(Requirement)
Look through the lines below and extract any with the word "面向对象进阶".

START Data for processing

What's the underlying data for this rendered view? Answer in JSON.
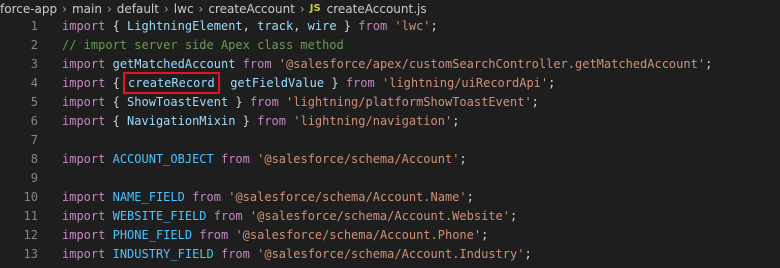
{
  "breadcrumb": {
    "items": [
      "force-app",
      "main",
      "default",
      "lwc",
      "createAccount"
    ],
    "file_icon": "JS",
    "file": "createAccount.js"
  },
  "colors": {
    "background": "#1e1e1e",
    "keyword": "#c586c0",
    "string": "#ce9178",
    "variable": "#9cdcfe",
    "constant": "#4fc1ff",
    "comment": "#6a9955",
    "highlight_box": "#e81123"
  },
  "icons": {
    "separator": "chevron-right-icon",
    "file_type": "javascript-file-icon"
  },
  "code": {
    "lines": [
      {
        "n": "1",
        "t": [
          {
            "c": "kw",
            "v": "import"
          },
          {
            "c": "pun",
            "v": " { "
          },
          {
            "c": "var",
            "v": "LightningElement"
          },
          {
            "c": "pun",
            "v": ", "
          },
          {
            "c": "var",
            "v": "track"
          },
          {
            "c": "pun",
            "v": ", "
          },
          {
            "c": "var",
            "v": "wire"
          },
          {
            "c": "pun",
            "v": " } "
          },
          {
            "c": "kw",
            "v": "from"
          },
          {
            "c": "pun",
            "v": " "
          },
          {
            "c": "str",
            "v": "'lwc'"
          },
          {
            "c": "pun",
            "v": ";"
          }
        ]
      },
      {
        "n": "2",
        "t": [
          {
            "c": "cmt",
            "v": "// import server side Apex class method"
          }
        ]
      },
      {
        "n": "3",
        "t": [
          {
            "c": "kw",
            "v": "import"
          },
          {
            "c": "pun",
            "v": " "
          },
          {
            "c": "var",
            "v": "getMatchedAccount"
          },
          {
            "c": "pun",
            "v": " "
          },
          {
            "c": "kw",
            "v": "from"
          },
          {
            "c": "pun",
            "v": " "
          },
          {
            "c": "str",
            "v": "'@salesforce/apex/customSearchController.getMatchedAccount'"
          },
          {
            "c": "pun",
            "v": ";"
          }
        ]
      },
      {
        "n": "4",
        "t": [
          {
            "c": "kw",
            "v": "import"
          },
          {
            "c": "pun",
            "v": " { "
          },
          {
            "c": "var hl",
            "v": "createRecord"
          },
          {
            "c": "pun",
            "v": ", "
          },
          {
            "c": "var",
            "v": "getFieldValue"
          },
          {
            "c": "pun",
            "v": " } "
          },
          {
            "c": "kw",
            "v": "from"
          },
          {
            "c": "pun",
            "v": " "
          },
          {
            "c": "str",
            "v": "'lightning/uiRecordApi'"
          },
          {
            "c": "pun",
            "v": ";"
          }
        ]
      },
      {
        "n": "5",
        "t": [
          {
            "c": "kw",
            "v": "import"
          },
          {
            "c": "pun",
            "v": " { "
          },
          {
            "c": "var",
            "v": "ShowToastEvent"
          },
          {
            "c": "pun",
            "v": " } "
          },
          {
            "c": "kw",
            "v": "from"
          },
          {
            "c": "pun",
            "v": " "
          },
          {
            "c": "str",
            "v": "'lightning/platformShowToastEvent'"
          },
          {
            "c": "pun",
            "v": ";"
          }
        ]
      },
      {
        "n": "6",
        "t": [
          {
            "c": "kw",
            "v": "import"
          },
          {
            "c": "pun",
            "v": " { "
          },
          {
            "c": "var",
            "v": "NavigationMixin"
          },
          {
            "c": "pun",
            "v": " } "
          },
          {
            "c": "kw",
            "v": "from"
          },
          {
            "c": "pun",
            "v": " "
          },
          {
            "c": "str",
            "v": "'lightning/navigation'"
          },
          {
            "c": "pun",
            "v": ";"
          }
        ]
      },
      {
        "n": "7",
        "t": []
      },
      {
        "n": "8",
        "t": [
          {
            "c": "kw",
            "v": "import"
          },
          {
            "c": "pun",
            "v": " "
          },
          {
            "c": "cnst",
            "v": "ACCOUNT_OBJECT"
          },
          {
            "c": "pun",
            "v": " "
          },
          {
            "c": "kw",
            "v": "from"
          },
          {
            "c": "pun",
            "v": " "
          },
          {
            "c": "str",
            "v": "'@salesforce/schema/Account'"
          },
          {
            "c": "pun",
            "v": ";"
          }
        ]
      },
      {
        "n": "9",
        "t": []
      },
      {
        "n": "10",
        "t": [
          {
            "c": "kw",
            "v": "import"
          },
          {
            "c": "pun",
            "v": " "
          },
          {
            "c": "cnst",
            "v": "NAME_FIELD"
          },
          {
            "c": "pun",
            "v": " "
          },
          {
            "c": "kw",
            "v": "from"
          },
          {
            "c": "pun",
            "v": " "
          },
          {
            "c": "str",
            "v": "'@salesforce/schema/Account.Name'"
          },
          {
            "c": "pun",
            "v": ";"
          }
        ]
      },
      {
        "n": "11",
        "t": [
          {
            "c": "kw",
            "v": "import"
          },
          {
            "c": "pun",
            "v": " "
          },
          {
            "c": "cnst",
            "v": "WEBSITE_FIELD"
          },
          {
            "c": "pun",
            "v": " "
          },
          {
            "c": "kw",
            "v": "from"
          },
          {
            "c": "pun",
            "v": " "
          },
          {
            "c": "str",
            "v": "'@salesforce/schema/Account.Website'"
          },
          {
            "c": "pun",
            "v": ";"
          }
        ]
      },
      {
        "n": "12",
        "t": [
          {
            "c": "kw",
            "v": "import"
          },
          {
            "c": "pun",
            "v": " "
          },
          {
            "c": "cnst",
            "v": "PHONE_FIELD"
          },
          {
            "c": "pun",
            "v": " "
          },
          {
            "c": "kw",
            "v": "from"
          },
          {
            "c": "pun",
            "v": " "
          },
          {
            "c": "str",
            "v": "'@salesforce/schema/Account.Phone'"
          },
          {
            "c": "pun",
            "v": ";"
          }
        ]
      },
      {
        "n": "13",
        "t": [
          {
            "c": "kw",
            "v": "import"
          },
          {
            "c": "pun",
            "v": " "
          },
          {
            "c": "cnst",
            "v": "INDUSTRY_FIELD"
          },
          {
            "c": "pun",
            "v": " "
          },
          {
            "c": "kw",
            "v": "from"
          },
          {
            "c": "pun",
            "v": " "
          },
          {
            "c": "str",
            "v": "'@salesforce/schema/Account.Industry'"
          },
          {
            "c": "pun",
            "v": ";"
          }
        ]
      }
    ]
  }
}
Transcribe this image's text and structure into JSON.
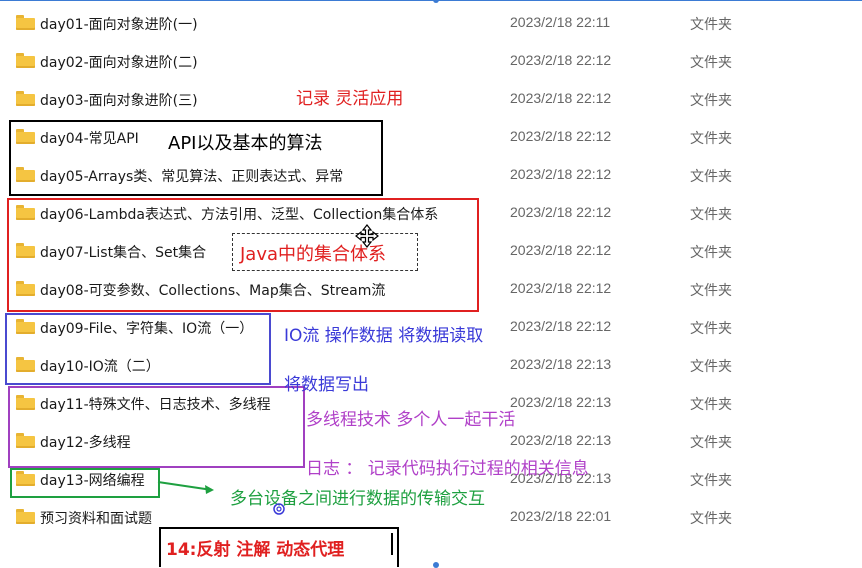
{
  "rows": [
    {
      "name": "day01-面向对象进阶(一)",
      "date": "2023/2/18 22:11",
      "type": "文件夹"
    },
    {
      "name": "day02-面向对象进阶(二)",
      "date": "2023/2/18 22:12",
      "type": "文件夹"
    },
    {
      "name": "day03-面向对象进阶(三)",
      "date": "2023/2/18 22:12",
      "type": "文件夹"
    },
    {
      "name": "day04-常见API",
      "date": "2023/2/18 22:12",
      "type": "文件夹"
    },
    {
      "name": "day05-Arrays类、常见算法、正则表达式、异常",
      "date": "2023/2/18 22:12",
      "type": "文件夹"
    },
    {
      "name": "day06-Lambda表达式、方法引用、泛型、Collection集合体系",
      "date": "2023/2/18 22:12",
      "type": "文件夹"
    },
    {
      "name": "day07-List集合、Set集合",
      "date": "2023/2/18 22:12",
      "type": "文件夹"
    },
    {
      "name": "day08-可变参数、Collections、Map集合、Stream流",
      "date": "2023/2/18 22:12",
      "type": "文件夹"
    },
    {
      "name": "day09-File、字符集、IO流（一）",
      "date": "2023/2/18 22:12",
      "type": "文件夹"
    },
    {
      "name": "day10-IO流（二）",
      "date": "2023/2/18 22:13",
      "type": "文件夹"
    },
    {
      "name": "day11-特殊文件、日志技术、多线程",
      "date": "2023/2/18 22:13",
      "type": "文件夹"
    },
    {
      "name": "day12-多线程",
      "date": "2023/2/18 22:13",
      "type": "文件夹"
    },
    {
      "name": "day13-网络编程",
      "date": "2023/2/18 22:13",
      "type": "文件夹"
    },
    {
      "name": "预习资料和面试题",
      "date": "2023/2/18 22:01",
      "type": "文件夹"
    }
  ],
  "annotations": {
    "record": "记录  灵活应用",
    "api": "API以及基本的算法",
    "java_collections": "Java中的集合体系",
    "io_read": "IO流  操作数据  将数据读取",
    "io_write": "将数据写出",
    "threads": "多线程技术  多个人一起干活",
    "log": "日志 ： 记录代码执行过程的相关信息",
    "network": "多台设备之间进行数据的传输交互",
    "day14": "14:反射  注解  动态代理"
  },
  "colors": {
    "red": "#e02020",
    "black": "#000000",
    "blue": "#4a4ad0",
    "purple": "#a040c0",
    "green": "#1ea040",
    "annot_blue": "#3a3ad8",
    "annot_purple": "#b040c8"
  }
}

END Data for processing

(Complete output)
      "name": "day01-面向对象进阶(一)",
      "name": "day02-面向对象进阶(二)",
      "name": "day03-面向对象进阶(三)",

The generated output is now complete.